_SET EXERCISE_
List every line in the material below that contains the string "Inherited", treating uppercase and lowercase as different.

_MATERIAL TO PROCESS_

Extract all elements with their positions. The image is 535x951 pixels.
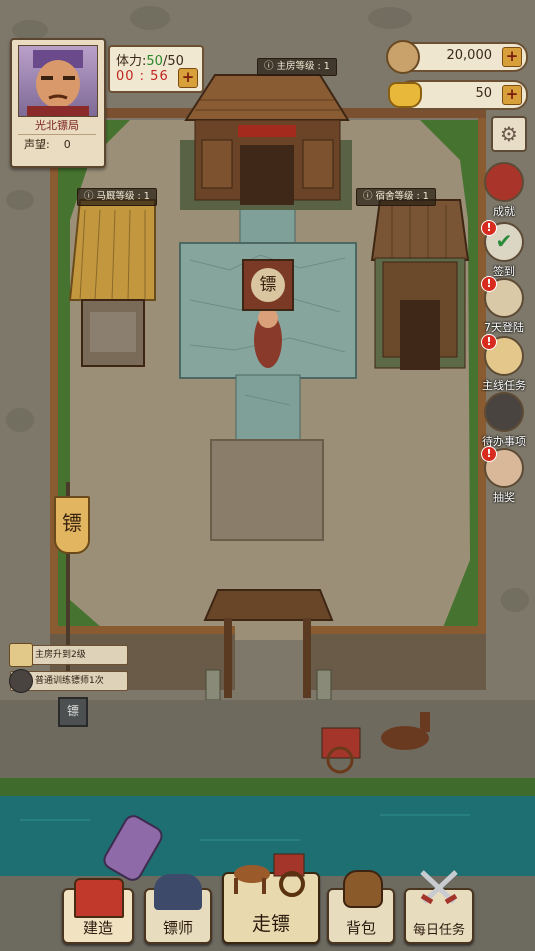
todo-icon <box>484 392 524 432</box>
nav-build-button[interactable]: 建造 <box>62 878 134 944</box>
info-icon: ⓘ <box>363 191 376 202</box>
horse-cart-icon <box>230 848 312 898</box>
escort-banner: 镖 <box>54 496 90 554</box>
player-name: 光北镖局 <box>18 118 96 135</box>
add-coin-button[interactable]: + <box>502 47 522 67</box>
side-seven-day-label: 7天登陆 <box>484 321 524 334</box>
info-icon: ⓘ <box>84 191 97 202</box>
nav-escort-master-label: 镖师 <box>162 919 193 937</box>
seven-day-badge: ! <box>481 276 497 292</box>
stamina-max: /50 <box>162 54 184 69</box>
side-checkin[interactable]: ! ✔ 签到 <box>481 220 527 282</box>
build-house-icon <box>74 878 124 918</box>
seven-day-login-icon: ! <box>481 276 524 318</box>
player-portrait-card[interactable]: 光北镖局 声望: 0 <box>10 38 106 168</box>
helmet-icon <box>9 669 33 693</box>
swords-svg <box>420 870 458 905</box>
main-quest-badge: ! <box>481 334 497 350</box>
reputation-value: 0 <box>63 138 71 151</box>
task-note-upgrade-text: 主房升到2级 <box>35 650 86 660</box>
checkin-badge: ! <box>481 220 497 236</box>
gold-ingot-icon <box>388 82 422 108</box>
add-gold-button[interactable]: + <box>502 85 522 105</box>
task-note-train-text: 普通训练镖师1次 <box>35 676 104 686</box>
add-stamina-button[interactable]: + <box>178 68 198 88</box>
nav-go-escort-button[interactable]: 走镖 <box>222 853 320 944</box>
player-avatar <box>18 45 98 117</box>
coin-icon <box>386 40 420 74</box>
stamina-current: 50 <box>146 54 163 69</box>
nav-build-label: 建造 <box>82 919 113 937</box>
lottery-badge: ! <box>481 446 497 462</box>
side-seven-day[interactable]: ! 7天登陆 <box>481 276 527 338</box>
nav-daily-label: 每日任务 <box>412 923 465 938</box>
avatar-face-icon <box>27 50 89 116</box>
stamina-row: 体力:50/50 <box>116 50 184 69</box>
gold-amount: 50 <box>475 86 492 101</box>
nav-backpack-button[interactable]: 背包 <box>327 870 395 944</box>
settings-button[interactable]: ⚙ <box>491 116 527 152</box>
achievement-icon <box>484 162 524 202</box>
side-lottery-label: 抽奖 <box>493 491 515 504</box>
escort-post: 镖 <box>58 697 88 727</box>
checkin-icon: ! ✔ <box>481 220 524 262</box>
side-todo[interactable]: 待办事项 <box>481 392 527 452</box>
dorm-level-label[interactable]: ⓘ 宿舍等级 : 1 <box>356 188 436 206</box>
stamina-label: 体力: <box>116 54 147 69</box>
side-achievement-label: 成就 <box>493 205 515 218</box>
lottery-icon: ! <box>481 446 524 488</box>
nav-escort-master-button[interactable]: 镖师 <box>144 874 212 944</box>
reputation: 声望: 0 <box>18 136 96 154</box>
side-main-quest[interactable]: ! 主线任务 <box>481 334 527 396</box>
banner-char: 镖 <box>62 511 82 535</box>
task-note-upgrade[interactable]: 主房升到2级 <box>9 643 128 667</box>
crossed-swords-icon <box>418 870 460 905</box>
horse-cart-svg <box>234 853 305 897</box>
task-note-train[interactable]: 普通训练镖师1次 <box>9 669 128 693</box>
coin-amount: 20,000 <box>446 48 493 63</box>
stable-level-label[interactable]: ⓘ 马厩等级 : 1 <box>77 188 157 206</box>
side-achievement[interactable]: 成就 <box>481 162 527 222</box>
escort-sign[interactable]: 镖 <box>251 268 285 302</box>
info-icon: ⓘ <box>264 61 277 72</box>
nav-go-escort-label: 走镖 <box>251 913 290 935</box>
stamina-timer: 00 : 56 <box>116 69 169 84</box>
reputation-label: 声望: <box>24 138 50 151</box>
scroll-icon <box>9 643 33 667</box>
nav-backpack-label: 背包 <box>345 919 376 937</box>
main-quest-icon: ! <box>481 334 524 376</box>
main-house-level-label[interactable]: ⓘ 主房等级 : 1 <box>257 58 337 76</box>
stamina-panel: 体力:50/50 00 : 56 + <box>108 45 204 93</box>
backpack-bag-icon <box>343 870 383 908</box>
escort-master-icon <box>154 874 202 910</box>
side-lottery[interactable]: ! 抽奖 <box>481 446 527 508</box>
gear-icon: ⚙ <box>500 122 518 146</box>
nav-daily-button[interactable]: 每日任务 <box>404 870 474 944</box>
side-main-quest-label: 主线任务 <box>482 379 526 392</box>
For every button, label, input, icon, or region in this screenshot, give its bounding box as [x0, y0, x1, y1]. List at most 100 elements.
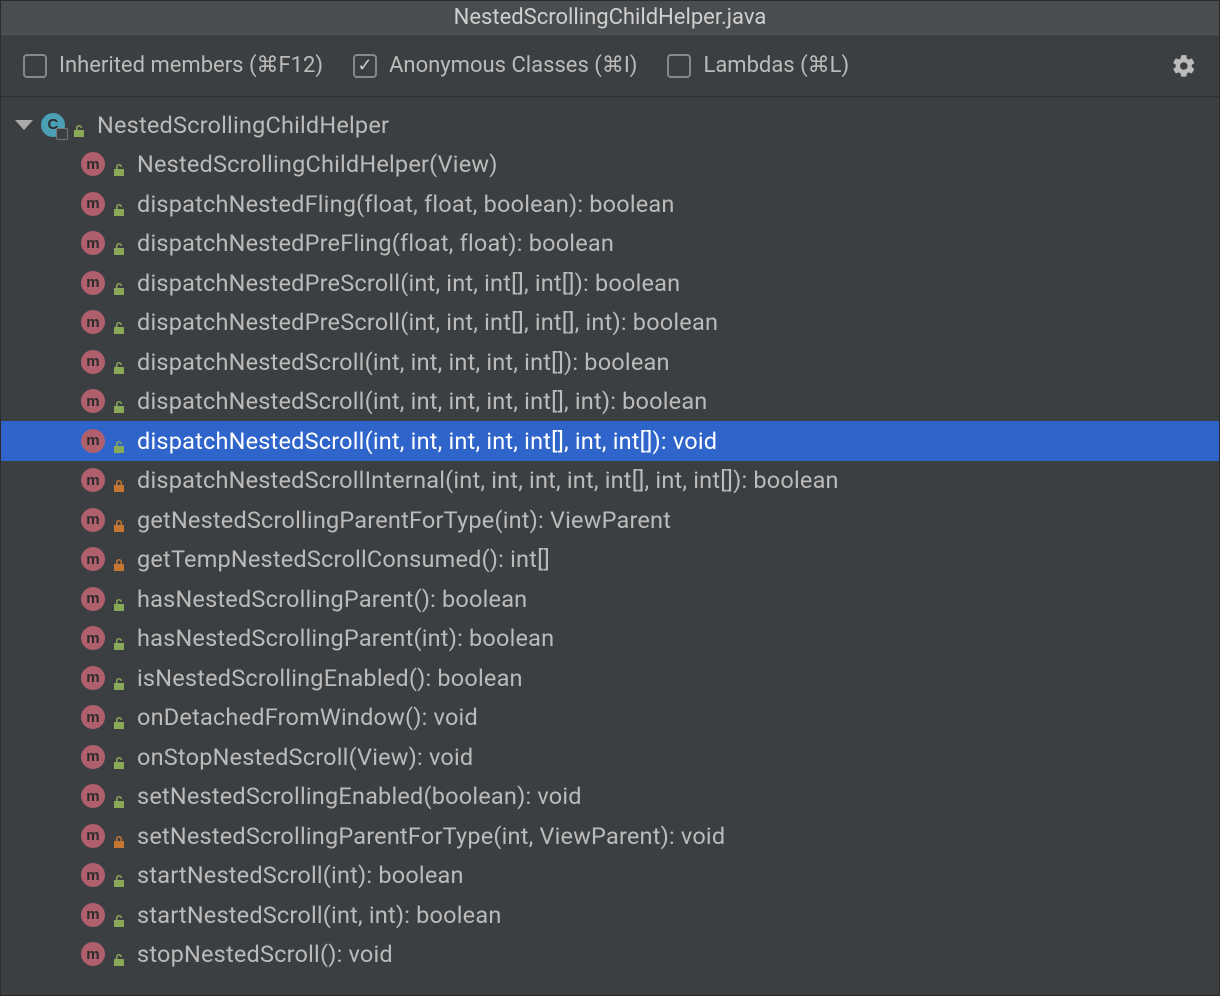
method-icon: m	[81, 705, 105, 729]
unlocked-icon	[111, 907, 127, 923]
filter-lambdas[interactable]: Lambdas (⌘L)	[667, 53, 849, 78]
unlocked-icon	[111, 314, 127, 330]
member-row[interactable]: m NestedScrollingChildHelper(View)	[1, 145, 1219, 185]
method-icon: m	[81, 271, 105, 295]
member-row[interactable]: msetNestedScrollingParentForType(int, Vi…	[1, 816, 1219, 856]
method-icon: m	[81, 429, 105, 453]
unlocked-icon	[111, 946, 127, 962]
member-label: dispatchNestedPreScroll(int, int, int[],…	[137, 308, 718, 336]
unlocked-icon	[111, 749, 127, 765]
checkbox-icon	[667, 54, 691, 78]
settings-button[interactable]	[1171, 53, 1197, 79]
unlocked-icon	[111, 709, 127, 725]
member-label: startNestedScroll(int): boolean	[137, 861, 464, 889]
unlocked-icon	[111, 235, 127, 251]
unlocked-icon	[111, 788, 127, 804]
member-label: startNestedScroll(int, int): boolean	[137, 901, 502, 929]
member-row[interactable]: m startNestedScroll(int, int): boolean	[1, 895, 1219, 935]
member-row[interactable]: m dispatchNestedScroll(int, int, int, int…	[1, 421, 1219, 461]
member-label: onDetachedFromWindow(): void	[137, 703, 478, 731]
member-label: getNestedScrollingParentForType(int): Vi…	[137, 506, 671, 534]
member-row[interactable]: m isNestedScrollingEnabled(): boolean	[1, 658, 1219, 698]
unlocked-icon	[111, 196, 127, 212]
structure-popup: NestedScrollingChildHelper.java Inherite…	[0, 0, 1220, 996]
member-row[interactable]: mdispatchNestedPreScroll(int, int, int[]…	[1, 303, 1219, 343]
member-row[interactable]: m getTempNestedScrollConsumed(): int[]	[1, 540, 1219, 580]
member-row[interactable]: m dispatchNestedPreScroll(int, int, int[]…	[1, 263, 1219, 303]
member-label: dispatchNestedPreFling(float, float): bo…	[137, 229, 614, 257]
member-label: dispatchNestedScroll(int, int, int, int,…	[137, 427, 717, 455]
member-label: dispatchNestedScroll(int, int, int, int,…	[137, 387, 707, 415]
filter-anonymous-classes[interactable]: Anonymous Classes (⌘I)	[353, 53, 637, 78]
locked-icon	[111, 828, 127, 844]
method-icon: m	[81, 942, 105, 966]
member-label: setNestedScrollingParentForType(int, Vie…	[137, 822, 725, 850]
member-row[interactable]: m dispatchNestedScroll(int, int, int, int…	[1, 382, 1219, 422]
unlocked-icon	[111, 591, 127, 607]
unlocked-icon	[111, 275, 127, 291]
method-icon: m	[81, 903, 105, 927]
method-icon: m	[81, 152, 105, 176]
class-icon: C	[41, 113, 65, 137]
method-icon: m	[81, 468, 105, 492]
filter-toolbar: Inherited members (⌘F12) Anonymous Class…	[1, 35, 1219, 97]
member-row[interactable]: m dispatchNestedPreFling(float, float): b…	[1, 224, 1219, 264]
member-row[interactable]: m getNestedScrollingParentForType(int): V…	[1, 500, 1219, 540]
method-icon: m	[81, 626, 105, 650]
member-label: getTempNestedScrollConsumed(): int[]	[137, 545, 550, 573]
member-row[interactable]: m onStopNestedScroll(View): void	[1, 737, 1219, 777]
method-icon: m	[81, 350, 105, 374]
filter-label: Lambdas (⌘L)	[703, 53, 849, 78]
member-label: dispatchNestedPreScroll(int, int, int[],…	[137, 269, 680, 297]
member-label: stopNestedScroll(): void	[137, 940, 393, 968]
member-row[interactable]: m setNestedScrollingEnabled(boolean): voi…	[1, 777, 1219, 817]
method-icon: m	[81, 547, 105, 571]
filter-label: Anonymous Classes (⌘I)	[389, 53, 637, 78]
member-row[interactable]: m hasNestedScrollingParent(int): boolean	[1, 619, 1219, 659]
member-row[interactable]: m dispatchNestedScroll(int, int, int, int…	[1, 342, 1219, 382]
unlocked-icon	[111, 393, 127, 409]
member-label: isNestedScrollingEnabled(): boolean	[137, 664, 523, 692]
member-row[interactable]: m startNestedScroll(int): boolean	[1, 856, 1219, 896]
member-label: dispatchNestedScroll(int, int, int, int,…	[137, 348, 670, 376]
member-row[interactable]: mdispatchNestedFling(float, float, boole…	[1, 184, 1219, 224]
method-icon: m	[81, 745, 105, 769]
member-label: setNestedScrollingEnabled(boolean): void	[137, 782, 582, 810]
method-icon: m	[81, 389, 105, 413]
unlocked-icon	[71, 117, 87, 133]
member-label: onStopNestedScroll(View): void	[137, 743, 473, 771]
method-icon: m	[81, 784, 105, 808]
method-icon: m	[81, 666, 105, 690]
member-row[interactable]: m onDetachedFromWindow(): void	[1, 698, 1219, 738]
locked-icon	[111, 472, 127, 488]
member-row[interactable]: mhasNestedScrollingParent(): boolean	[1, 579, 1219, 619]
unlocked-icon	[111, 433, 127, 449]
unlocked-icon	[111, 630, 127, 646]
class-name: NestedScrollingChildHelper	[97, 111, 389, 139]
locked-icon	[111, 551, 127, 567]
structure-tree[interactable]: C NestedScrollingChildHelper m NestedScro…	[1, 97, 1219, 995]
chevron-down-icon	[15, 120, 33, 130]
gear-icon	[1171, 53, 1197, 79]
filter-label: Inherited members (⌘F12)	[59, 53, 323, 78]
method-icon: m	[81, 231, 105, 255]
method-icon: m	[81, 587, 105, 611]
member-row[interactable]: m dispatchNestedScrollInternal(int, int, …	[1, 461, 1219, 501]
titlebar: NestedScrollingChildHelper.java	[1, 1, 1219, 35]
unlocked-icon	[111, 670, 127, 686]
filter-inherited-members[interactable]: Inherited members (⌘F12)	[23, 53, 323, 78]
window-title: NestedScrollingChildHelper.java	[454, 5, 767, 30]
member-row[interactable]: m stopNestedScroll(): void	[1, 935, 1219, 975]
member-label: hasNestedScrollingParent(int): boolean	[137, 624, 554, 652]
member-label: dispatchNestedScrollInternal(int, int, i…	[137, 466, 839, 494]
method-icon: m	[81, 192, 105, 216]
unlocked-icon	[111, 354, 127, 370]
checkbox-icon	[23, 54, 47, 78]
class-node[interactable]: C NestedScrollingChildHelper	[1, 105, 1219, 145]
method-icon: m	[81, 508, 105, 532]
method-icon: m	[81, 863, 105, 887]
unlocked-icon	[111, 867, 127, 883]
member-label: NestedScrollingChildHelper(View)	[137, 150, 498, 178]
checkbox-icon	[353, 54, 377, 78]
unlocked-icon	[111, 156, 127, 172]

_EXERCISE RESULT_
filter-toolbar: Inherited members (⌘F12) Anonymous Class…	[1, 35, 1219, 97]
filter-label: Inherited members (⌘F12)	[59, 53, 323, 78]
filter-inherited-members[interactable]: Inherited members (⌘F12)	[23, 53, 323, 78]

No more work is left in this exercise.